━━ Working data ━━
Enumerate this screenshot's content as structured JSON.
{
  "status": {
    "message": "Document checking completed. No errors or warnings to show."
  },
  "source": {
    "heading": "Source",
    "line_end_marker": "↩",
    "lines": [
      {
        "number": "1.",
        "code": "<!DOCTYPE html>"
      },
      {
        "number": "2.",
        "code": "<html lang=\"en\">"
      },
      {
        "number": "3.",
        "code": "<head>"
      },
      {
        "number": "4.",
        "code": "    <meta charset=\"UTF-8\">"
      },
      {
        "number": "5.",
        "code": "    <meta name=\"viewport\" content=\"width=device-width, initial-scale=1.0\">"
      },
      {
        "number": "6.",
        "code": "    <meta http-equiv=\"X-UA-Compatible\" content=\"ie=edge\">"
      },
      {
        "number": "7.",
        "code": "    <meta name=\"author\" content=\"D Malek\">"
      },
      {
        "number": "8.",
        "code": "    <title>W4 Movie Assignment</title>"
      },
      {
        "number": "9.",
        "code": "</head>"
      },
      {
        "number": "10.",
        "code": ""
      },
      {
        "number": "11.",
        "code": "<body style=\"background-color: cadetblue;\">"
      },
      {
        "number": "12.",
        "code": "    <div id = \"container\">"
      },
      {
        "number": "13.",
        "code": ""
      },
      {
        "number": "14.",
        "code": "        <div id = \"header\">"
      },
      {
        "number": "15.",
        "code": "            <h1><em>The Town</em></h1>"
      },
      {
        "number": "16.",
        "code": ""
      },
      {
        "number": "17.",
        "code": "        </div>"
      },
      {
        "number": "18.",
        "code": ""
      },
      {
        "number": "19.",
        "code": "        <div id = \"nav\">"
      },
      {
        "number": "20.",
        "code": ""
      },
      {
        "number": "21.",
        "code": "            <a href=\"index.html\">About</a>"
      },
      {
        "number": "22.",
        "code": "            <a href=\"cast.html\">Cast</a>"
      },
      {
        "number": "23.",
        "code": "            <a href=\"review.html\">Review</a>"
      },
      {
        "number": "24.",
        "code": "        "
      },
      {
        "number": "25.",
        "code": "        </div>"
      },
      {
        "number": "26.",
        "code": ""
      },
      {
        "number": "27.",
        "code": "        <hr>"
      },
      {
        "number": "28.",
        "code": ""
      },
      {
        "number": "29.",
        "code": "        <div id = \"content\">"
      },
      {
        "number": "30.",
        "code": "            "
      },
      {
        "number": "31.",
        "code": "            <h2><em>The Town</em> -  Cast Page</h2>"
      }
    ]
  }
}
━━━
(Aim):
Return the whole listing exactly.

(Response):
Enumerate this screenshot's content as structured JSON.
{
  "status": {
    "message": "Document checking completed. No errors or warnings to show."
  },
  "source": {
    "heading": "Source",
    "line_end_marker": "↩",
    "lines": [
      {
        "number": "1.",
        "code": "<!DOCTYPE html>"
      },
      {
        "number": "2.",
        "code": "<html lang=\"en\">"
      },
      {
        "number": "3.",
        "code": "<head>"
      },
      {
        "number": "4.",
        "code": "    <meta charset=\"UTF-8\">"
      },
      {
        "number": "5.",
        "code": "    <meta name=\"viewport\" content=\"width=device-width, initial-scale=1.0\">"
      },
      {
        "number": "6.",
        "code": "    <meta http-equiv=\"X-UA-Compatible\" content=\"ie=edge\">"
      },
      {
        "number": "7.",
        "code": "    <meta name=\"author\" content=\"D Malek\">"
      },
      {
        "number": "8.",
        "code": "    <title>W4 Movie Assignment</title>"
      },
      {
        "number": "9.",
        "code": "</head>"
      },
      {
        "number": "10.",
        "code": ""
      },
      {
        "number": "11.",
        "code": "<body style=\"background-color: cadetblue;\">"
      },
      {
        "number": "12.",
        "code": "    <div id = \"container\">"
      },
      {
        "number": "13.",
        "code": ""
      },
      {
        "number": "14.",
        "code": "        <div id = \"header\">"
      },
      {
        "number": "15.",
        "code": "            <h1><em>The Town</em></h1>"
      },
      {
        "number": "16.",
        "code": ""
      },
      {
        "number": "17.",
        "code": "        </div>"
      },
      {
        "number": "18.",
        "code": ""
      },
      {
        "number": "19.",
        "code": "        <div id = \"nav\">"
      },
      {
        "number": "20.",
        "code": ""
      },
      {
        "number": "21.",
        "code": "            <a href=\"index.html\">About</a>"
      },
      {
        "number": "22.",
        "code": "            <a href=\"cast.html\">Cast</a>"
      },
      {
        "number": "23.",
        "code": "            <a href=\"review.html\">Review</a>"
      },
      {
        "number": "24.",
        "code": "        "
      },
      {
        "number": "25.",
        "code": "        </div>"
      },
      {
        "number": "26.",
        "code": ""
      },
      {
        "number": "27.",
        "code": "        <hr>"
      },
      {
        "number": "28.",
        "code": ""
      },
      {
        "number": "29.",
        "code": "        <div id = \"content\">"
      },
      {
        "number": "30.",
        "code": "            "
      },
      {
        "number": "31.",
        "code": "            <h2><em>The Town</em> -  Cast Page</h2>"
      }
    ]
  }
}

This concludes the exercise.